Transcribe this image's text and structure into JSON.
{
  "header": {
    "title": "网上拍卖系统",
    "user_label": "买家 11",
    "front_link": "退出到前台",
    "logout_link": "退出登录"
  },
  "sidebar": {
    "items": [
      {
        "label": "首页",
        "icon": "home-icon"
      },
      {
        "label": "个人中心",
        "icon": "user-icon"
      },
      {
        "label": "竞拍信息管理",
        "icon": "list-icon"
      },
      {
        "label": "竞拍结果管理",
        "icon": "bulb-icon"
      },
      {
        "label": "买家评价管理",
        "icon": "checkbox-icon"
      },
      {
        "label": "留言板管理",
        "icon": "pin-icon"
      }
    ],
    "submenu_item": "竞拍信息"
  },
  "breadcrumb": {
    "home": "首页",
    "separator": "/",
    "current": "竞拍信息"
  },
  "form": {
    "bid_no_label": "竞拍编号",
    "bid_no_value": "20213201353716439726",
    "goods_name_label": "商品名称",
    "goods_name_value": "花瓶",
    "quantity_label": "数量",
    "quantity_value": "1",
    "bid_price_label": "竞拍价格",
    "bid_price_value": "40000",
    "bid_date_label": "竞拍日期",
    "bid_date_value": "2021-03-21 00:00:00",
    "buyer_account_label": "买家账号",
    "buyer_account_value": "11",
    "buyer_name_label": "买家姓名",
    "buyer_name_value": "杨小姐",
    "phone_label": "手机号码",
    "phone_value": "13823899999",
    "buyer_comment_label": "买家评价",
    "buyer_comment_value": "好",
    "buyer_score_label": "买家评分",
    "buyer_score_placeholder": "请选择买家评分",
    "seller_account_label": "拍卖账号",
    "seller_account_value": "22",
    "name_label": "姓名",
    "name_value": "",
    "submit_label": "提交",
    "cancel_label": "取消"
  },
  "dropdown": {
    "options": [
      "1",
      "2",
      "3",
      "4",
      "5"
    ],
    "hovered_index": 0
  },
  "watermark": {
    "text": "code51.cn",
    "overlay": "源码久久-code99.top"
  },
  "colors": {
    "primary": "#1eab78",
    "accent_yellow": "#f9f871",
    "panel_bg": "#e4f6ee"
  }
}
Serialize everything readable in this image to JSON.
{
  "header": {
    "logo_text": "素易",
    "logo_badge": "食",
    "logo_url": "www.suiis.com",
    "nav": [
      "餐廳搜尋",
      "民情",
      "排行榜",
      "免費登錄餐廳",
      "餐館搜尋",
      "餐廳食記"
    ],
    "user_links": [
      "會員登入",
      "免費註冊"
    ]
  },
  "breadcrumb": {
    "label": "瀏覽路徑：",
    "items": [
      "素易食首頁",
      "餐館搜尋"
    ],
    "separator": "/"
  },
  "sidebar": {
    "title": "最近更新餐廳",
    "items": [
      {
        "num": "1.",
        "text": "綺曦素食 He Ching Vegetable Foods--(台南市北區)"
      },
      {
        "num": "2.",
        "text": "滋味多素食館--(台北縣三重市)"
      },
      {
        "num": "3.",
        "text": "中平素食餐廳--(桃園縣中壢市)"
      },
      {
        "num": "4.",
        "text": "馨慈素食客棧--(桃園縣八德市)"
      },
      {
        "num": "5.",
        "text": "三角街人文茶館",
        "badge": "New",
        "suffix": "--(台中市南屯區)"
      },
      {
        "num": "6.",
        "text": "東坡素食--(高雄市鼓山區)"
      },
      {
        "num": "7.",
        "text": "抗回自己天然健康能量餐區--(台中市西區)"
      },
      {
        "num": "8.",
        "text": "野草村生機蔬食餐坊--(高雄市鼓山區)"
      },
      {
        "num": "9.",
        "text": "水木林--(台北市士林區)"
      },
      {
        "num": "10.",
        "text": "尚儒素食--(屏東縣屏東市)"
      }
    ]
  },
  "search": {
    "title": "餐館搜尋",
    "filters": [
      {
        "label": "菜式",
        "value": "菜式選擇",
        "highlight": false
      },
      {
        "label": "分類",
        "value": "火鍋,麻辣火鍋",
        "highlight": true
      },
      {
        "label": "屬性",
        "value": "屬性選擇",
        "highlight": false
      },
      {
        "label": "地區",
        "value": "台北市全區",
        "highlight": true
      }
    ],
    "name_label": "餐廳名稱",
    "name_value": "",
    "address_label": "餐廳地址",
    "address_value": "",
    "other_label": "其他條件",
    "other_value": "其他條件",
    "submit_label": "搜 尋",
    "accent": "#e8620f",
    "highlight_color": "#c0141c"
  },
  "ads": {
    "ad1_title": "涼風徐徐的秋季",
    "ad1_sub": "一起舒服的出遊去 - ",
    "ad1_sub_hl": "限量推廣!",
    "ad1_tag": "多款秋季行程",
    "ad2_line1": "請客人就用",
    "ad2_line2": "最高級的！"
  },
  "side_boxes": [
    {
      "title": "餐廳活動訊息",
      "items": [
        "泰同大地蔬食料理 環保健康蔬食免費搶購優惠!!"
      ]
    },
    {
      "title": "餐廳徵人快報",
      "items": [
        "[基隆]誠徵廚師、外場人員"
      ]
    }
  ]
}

> [Required work]: Output all of the data again, exactly.

> [Response to the exercise]:
Transcribe this image's text and structure into JSON.
{
  "header": {
    "title": "网上拍卖系统",
    "user_label": "买家 11",
    "front_link": "退出到前台",
    "logout_link": "退出登录"
  },
  "sidebar": {
    "items": [
      {
        "label": "首页",
        "icon": "home-icon"
      },
      {
        "label": "个人中心",
        "icon": "user-icon"
      },
      {
        "label": "竞拍信息管理",
        "icon": "list-icon"
      },
      {
        "label": "竞拍结果管理",
        "icon": "bulb-icon"
      },
      {
        "label": "买家评价管理",
        "icon": "checkbox-icon"
      },
      {
        "label": "留言板管理",
        "icon": "pin-icon"
      }
    ],
    "submenu_item": "竞拍信息"
  },
  "breadcrumb": {
    "home": "首页",
    "separator": "/",
    "current": "竞拍信息"
  },
  "form": {
    "bid_no_label": "竞拍编号",
    "bid_no_value": "20213201353716439726",
    "goods_name_label": "商品名称",
    "goods_name_value": "花瓶",
    "quantity_label": "数量",
    "quantity_value": "1",
    "bid_price_label": "竞拍价格",
    "bid_price_value": "40000",
    "bid_date_label": "竞拍日期",
    "bid_date_value": "2021-03-21 00:00:00",
    "buyer_account_label": "买家账号",
    "buyer_account_value": "11",
    "buyer_name_label": "买家姓名",
    "buyer_name_value": "杨小姐",
    "phone_label": "手机号码",
    "phone_value": "13823899999",
    "buyer_comment_label": "买家评价",
    "buyer_comment_value": "好",
    "buyer_score_label": "买家评分",
    "buyer_score_placeholder": "请选择买家评分",
    "seller_account_label": "拍卖账号",
    "seller_account_value": "22",
    "name_label": "姓名",
    "name_value": "",
    "submit_label": "提交",
    "cancel_label": "取消"
  },
  "dropdown": {
    "options": [
      "1",
      "2",
      "3",
      "4",
      "5"
    ],
    "hovered_index": 0
  },
  "watermark": {
    "text": "code51.cn",
    "overlay": "源码久久-code99.top"
  },
  "colors": {
    "primary": "#1eab78",
    "accent_yellow": "#f9f871",
    "panel_bg": "#e4f6ee"
  }
}
Serialize everything readable in this image to JSON.
{
  "header": {
    "logo_text": "素易",
    "logo_badge": "食",
    "logo_url": "www.suiis.com",
    "nav": [
      "餐廳搜尋",
      "民情",
      "排行榜",
      "免費登錄餐廳",
      "餐館搜尋",
      "餐廳食記"
    ],
    "user_links": [
      "會員登入",
      "免費註冊"
    ]
  },
  "breadcrumb": {
    "label": "瀏覽路徑：",
    "items": [
      "素易食首頁",
      "餐館搜尋"
    ],
    "separator": "/"
  },
  "sidebar": {
    "title": "最近更新餐廳",
    "items": [
      {
        "num": "1.",
        "text": "綺曦素食 He Ching Vegetable Foods--(台南市北區)"
      },
      {
        "num": "2.",
        "text": "滋味多素食館--(台北縣三重市)"
      },
      {
        "num": "3.",
        "text": "中平素食餐廳--(桃園縣中壢市)"
      },
      {
        "num": "4.",
        "text": "馨慈素食客棧--(桃園縣八德市)"
      },
      {
        "num": "5.",
        "text": "三角街人文茶館",
        "badge": "New",
        "suffix": "--(台中市南屯區)"
      },
      {
        "num": "6.",
        "text": "東坡素食--(高雄市鼓山區)"
      },
      {
        "num": "7.",
        "text": "抗回自己天然健康能量餐區--(台中市西區)"
      },
      {
        "num": "8.",
        "text": "野草村生機蔬食餐坊--(高雄市鼓山區)"
      },
      {
        "num": "9.",
        "text": "水木林--(台北市士林區)"
      },
      {
        "num": "10.",
        "text": "尚儒素食--(屏東縣屏東市)"
      }
    ]
  },
  "search": {
    "title": "餐館搜尋",
    "filters": [
      {
        "label": "菜式",
        "value": "菜式選擇",
        "highlight": false
      },
      {
        "label": "分類",
        "value": "火鍋,麻辣火鍋",
        "highlight": true
      },
      {
        "label": "屬性",
        "value": "屬性選擇",
        "highlight": false
      },
      {
        "label": "地區",
        "value": "台北市全區",
        "highlight": true
      }
    ],
    "name_label": "餐廳名稱",
    "name_value": "",
    "address_label": "餐廳地址",
    "address_value": "",
    "other_label": "其他條件",
    "other_value": "其他條件",
    "submit_label": "搜 尋",
    "accent": "#e8620f",
    "highlight_color": "#c0141c"
  },
  "ads": {
    "ad1_title": "涼風徐徐的秋季",
    "ad1_sub": "一起舒服的出遊去 - ",
    "ad1_sub_hl": "限量推廣!",
    "ad1_tag": "多款秋季行程",
    "ad2_line1": "請客人就用",
    "ad2_line2": "最高級的！"
  },
  "side_boxes": [
    {
      "title": "餐廳活動訊息",
      "items": [
        "泰同大地蔬食料理 環保健康蔬食免費搶購優惠!!"
      ]
    },
    {
      "title": "餐廳徵人快報",
      "items": [
        "[基隆]誠徵廚師、外場人員"
      ]
    }
  ]
}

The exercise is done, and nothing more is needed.